Pull out every line below that contains the word "Biden".

▼

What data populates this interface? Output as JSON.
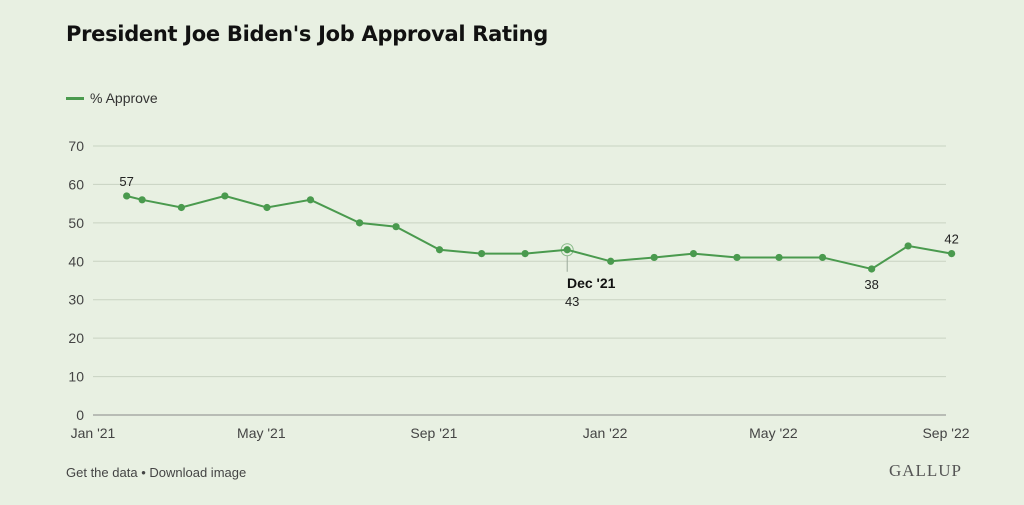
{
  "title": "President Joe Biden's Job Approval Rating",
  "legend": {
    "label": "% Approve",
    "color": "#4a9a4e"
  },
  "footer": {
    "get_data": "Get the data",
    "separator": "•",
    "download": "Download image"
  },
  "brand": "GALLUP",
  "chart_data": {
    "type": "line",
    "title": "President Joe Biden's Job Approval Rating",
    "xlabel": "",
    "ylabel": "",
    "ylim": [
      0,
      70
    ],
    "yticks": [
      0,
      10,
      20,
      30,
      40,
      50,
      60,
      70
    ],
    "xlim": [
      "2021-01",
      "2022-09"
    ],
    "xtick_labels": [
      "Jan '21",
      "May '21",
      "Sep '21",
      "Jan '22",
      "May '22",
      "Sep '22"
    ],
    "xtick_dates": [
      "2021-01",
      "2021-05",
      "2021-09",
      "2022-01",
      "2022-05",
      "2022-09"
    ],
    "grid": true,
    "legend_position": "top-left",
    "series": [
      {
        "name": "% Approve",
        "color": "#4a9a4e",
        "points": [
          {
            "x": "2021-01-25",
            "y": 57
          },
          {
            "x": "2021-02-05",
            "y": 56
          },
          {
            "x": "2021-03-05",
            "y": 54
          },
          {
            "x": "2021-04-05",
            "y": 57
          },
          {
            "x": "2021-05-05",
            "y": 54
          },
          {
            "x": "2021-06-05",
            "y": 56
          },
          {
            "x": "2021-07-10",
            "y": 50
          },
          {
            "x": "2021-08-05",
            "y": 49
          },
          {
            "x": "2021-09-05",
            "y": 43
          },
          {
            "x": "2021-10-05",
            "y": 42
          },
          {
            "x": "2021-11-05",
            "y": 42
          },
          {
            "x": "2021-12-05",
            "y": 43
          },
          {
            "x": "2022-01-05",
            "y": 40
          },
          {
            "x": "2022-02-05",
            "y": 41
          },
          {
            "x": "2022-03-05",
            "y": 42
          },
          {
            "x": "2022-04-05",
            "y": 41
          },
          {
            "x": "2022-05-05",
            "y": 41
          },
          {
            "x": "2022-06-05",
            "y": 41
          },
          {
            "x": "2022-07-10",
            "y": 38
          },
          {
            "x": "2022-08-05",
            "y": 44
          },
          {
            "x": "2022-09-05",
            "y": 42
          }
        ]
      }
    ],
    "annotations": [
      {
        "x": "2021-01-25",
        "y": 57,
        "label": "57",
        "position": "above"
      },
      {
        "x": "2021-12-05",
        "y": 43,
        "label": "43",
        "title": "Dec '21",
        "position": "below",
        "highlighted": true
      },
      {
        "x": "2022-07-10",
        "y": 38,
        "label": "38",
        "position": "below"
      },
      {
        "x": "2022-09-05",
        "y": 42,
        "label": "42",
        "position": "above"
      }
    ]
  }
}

▲

--- Completed task ---
  "title": "President Joe Biden's Job Approval Rating",
    "title": "President Joe Biden's Job Approval Rating",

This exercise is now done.